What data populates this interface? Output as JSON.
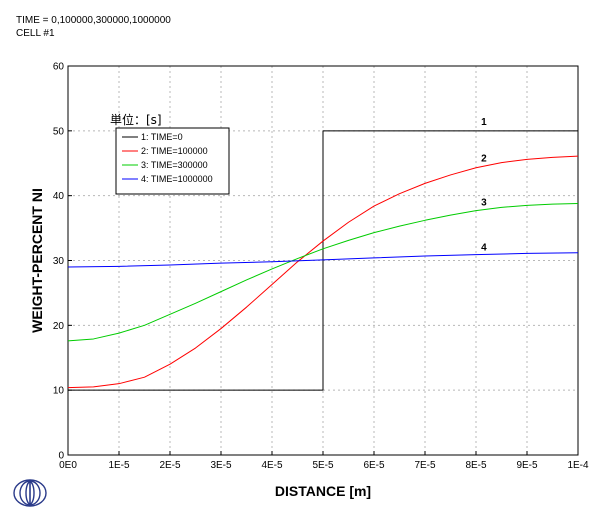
{
  "header": {
    "line1": "TIME = 0,100000,300000,1000000",
    "line2": "CELL #1"
  },
  "logo_icon": "thermo-calc-logo-icon",
  "chart_data": {
    "type": "line",
    "title": "",
    "xlabel": "DISTANCE [m]",
    "ylabel": "WEIGHT-PERCENT NI",
    "xlim": [
      0,
      0.0001
    ],
    "ylim": [
      0,
      60
    ],
    "grid": true,
    "x_ticks": [
      0,
      1e-05,
      2e-05,
      3e-05,
      4e-05,
      5e-05,
      6e-05,
      7e-05,
      8e-05,
      9e-05,
      0.0001
    ],
    "x_tick_labels": [
      "0E0",
      "1E-5",
      "2E-5",
      "3E-5",
      "4E-5",
      "5E-5",
      "6E-5",
      "7E-5",
      "8E-5",
      "9E-5",
      "1E-4"
    ],
    "y_ticks": [
      0,
      10,
      20,
      30,
      40,
      50,
      60
    ],
    "y_tick_labels": [
      "0",
      "10",
      "20",
      "30",
      "40",
      "50",
      "60"
    ],
    "legend": {
      "title": "単位：[s]",
      "placement": "top-left",
      "entries": [
        "1:  TIME=0",
        "2:  TIME=100000",
        "3:  TIME=300000",
        "4:  TIME=1000000"
      ]
    },
    "series": [
      {
        "name": "1:  TIME=0",
        "label": "1",
        "color": "#000000",
        "x": [
          0,
          5e-05,
          5e-05,
          0.0001
        ],
        "y": [
          10,
          10,
          50,
          50
        ]
      },
      {
        "name": "2:  TIME=100000",
        "label": "2",
        "color": "#ff0000",
        "x": [
          0,
          5e-06,
          1e-05,
          1.5e-05,
          2e-05,
          2.5e-05,
          3e-05,
          3.5e-05,
          4e-05,
          4.5e-05,
          5e-05,
          5.5e-05,
          6e-05,
          6.5e-05,
          7e-05,
          7.5e-05,
          8e-05,
          8.5e-05,
          9e-05,
          9.5e-05,
          0.0001
        ],
        "y": [
          10.4,
          10.5,
          11.0,
          12.0,
          14.0,
          16.5,
          19.5,
          22.8,
          26.3,
          29.8,
          33.0,
          35.9,
          38.4,
          40.3,
          41.9,
          43.2,
          44.3,
          45.1,
          45.6,
          45.9,
          46.1
        ]
      },
      {
        "name": "3:  TIME=300000",
        "label": "3",
        "color": "#00cc00",
        "x": [
          0,
          5e-06,
          1e-05,
          1.5e-05,
          2e-05,
          2.5e-05,
          3e-05,
          3.5e-05,
          4e-05,
          4.5e-05,
          5e-05,
          5.5e-05,
          6e-05,
          6.5e-05,
          7e-05,
          7.5e-05,
          8e-05,
          8.5e-05,
          9e-05,
          9.5e-05,
          0.0001
        ],
        "y": [
          17.6,
          17.9,
          18.8,
          20.0,
          21.7,
          23.4,
          25.2,
          27.0,
          28.7,
          30.3,
          31.8,
          33.1,
          34.3,
          35.3,
          36.2,
          37.0,
          37.7,
          38.2,
          38.5,
          38.7,
          38.8
        ]
      },
      {
        "name": "4:  TIME=1000000",
        "label": "4",
        "color": "#0000ff",
        "x": [
          0,
          1e-05,
          2e-05,
          3e-05,
          4e-05,
          5e-05,
          6e-05,
          7e-05,
          8e-05,
          9e-05,
          0.0001
        ],
        "y": [
          29.0,
          29.1,
          29.3,
          29.6,
          29.8,
          30.1,
          30.4,
          30.7,
          30.9,
          31.1,
          31.2
        ]
      }
    ],
    "curve_labels": [
      {
        "text": "1",
        "x": 8.1e-05,
        "y": 50.6
      },
      {
        "text": "2",
        "x": 8.1e-05,
        "y": 45.0
      },
      {
        "text": "3",
        "x": 8.1e-05,
        "y": 38.2
      },
      {
        "text": "4",
        "x": 8.1e-05,
        "y": 31.2
      }
    ]
  }
}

━━━

*EXERCISE DESCRIPTION*.
Your task is to retype all the entries exactly and leave out any pictures.

*FULL SOLUTION*.
What data populates this interface? Output as JSON.
{
  "header": {
    "line1": "TIME = 0,100000,300000,1000000",
    "line2": "CELL #1"
  },
  "logo_icon": "thermo-calc-logo-icon",
  "chart_data": {
    "type": "line",
    "title": "",
    "xlabel": "DISTANCE [m]",
    "ylabel": "WEIGHT-PERCENT NI",
    "xlim": [
      0,
      0.0001
    ],
    "ylim": [
      0,
      60
    ],
    "grid": true,
    "x_ticks": [
      0,
      1e-05,
      2e-05,
      3e-05,
      4e-05,
      5e-05,
      6e-05,
      7e-05,
      8e-05,
      9e-05,
      0.0001
    ],
    "x_tick_labels": [
      "0E0",
      "1E-5",
      "2E-5",
      "3E-5",
      "4E-5",
      "5E-5",
      "6E-5",
      "7E-5",
      "8E-5",
      "9E-5",
      "1E-4"
    ],
    "y_ticks": [
      0,
      10,
      20,
      30,
      40,
      50,
      60
    ],
    "y_tick_labels": [
      "0",
      "10",
      "20",
      "30",
      "40",
      "50",
      "60"
    ],
    "legend": {
      "title": "単位：[s]",
      "placement": "top-left",
      "entries": [
        "1:  TIME=0",
        "2:  TIME=100000",
        "3:  TIME=300000",
        "4:  TIME=1000000"
      ]
    },
    "series": [
      {
        "name": "1:  TIME=0",
        "label": "1",
        "color": "#000000",
        "x": [
          0,
          5e-05,
          5e-05,
          0.0001
        ],
        "y": [
          10,
          10,
          50,
          50
        ]
      },
      {
        "name": "2:  TIME=100000",
        "label": "2",
        "color": "#ff0000",
        "x": [
          0,
          5e-06,
          1e-05,
          1.5e-05,
          2e-05,
          2.5e-05,
          3e-05,
          3.5e-05,
          4e-05,
          4.5e-05,
          5e-05,
          5.5e-05,
          6e-05,
          6.5e-05,
          7e-05,
          7.5e-05,
          8e-05,
          8.5e-05,
          9e-05,
          9.5e-05,
          0.0001
        ],
        "y": [
          10.4,
          10.5,
          11.0,
          12.0,
          14.0,
          16.5,
          19.5,
          22.8,
          26.3,
          29.8,
          33.0,
          35.9,
          38.4,
          40.3,
          41.9,
          43.2,
          44.3,
          45.1,
          45.6,
          45.9,
          46.1
        ]
      },
      {
        "name": "3:  TIME=300000",
        "label": "3",
        "color": "#00cc00",
        "x": [
          0,
          5e-06,
          1e-05,
          1.5e-05,
          2e-05,
          2.5e-05,
          3e-05,
          3.5e-05,
          4e-05,
          4.5e-05,
          5e-05,
          5.5e-05,
          6e-05,
          6.5e-05,
          7e-05,
          7.5e-05,
          8e-05,
          8.5e-05,
          9e-05,
          9.5e-05,
          0.0001
        ],
        "y": [
          17.6,
          17.9,
          18.8,
          20.0,
          21.7,
          23.4,
          25.2,
          27.0,
          28.7,
          30.3,
          31.8,
          33.1,
          34.3,
          35.3,
          36.2,
          37.0,
          37.7,
          38.2,
          38.5,
          38.7,
          38.8
        ]
      },
      {
        "name": "4:  TIME=1000000",
        "label": "4",
        "color": "#0000ff",
        "x": [
          0,
          1e-05,
          2e-05,
          3e-05,
          4e-05,
          5e-05,
          6e-05,
          7e-05,
          8e-05,
          9e-05,
          0.0001
        ],
        "y": [
          29.0,
          29.1,
          29.3,
          29.6,
          29.8,
          30.1,
          30.4,
          30.7,
          30.9,
          31.1,
          31.2
        ]
      }
    ],
    "curve_labels": [
      {
        "text": "1",
        "x": 8.1e-05,
        "y": 50.6
      },
      {
        "text": "2",
        "x": 8.1e-05,
        "y": 45.0
      },
      {
        "text": "3",
        "x": 8.1e-05,
        "y": 38.2
      },
      {
        "text": "4",
        "x": 8.1e-05,
        "y": 31.2
      }
    ]
  }
}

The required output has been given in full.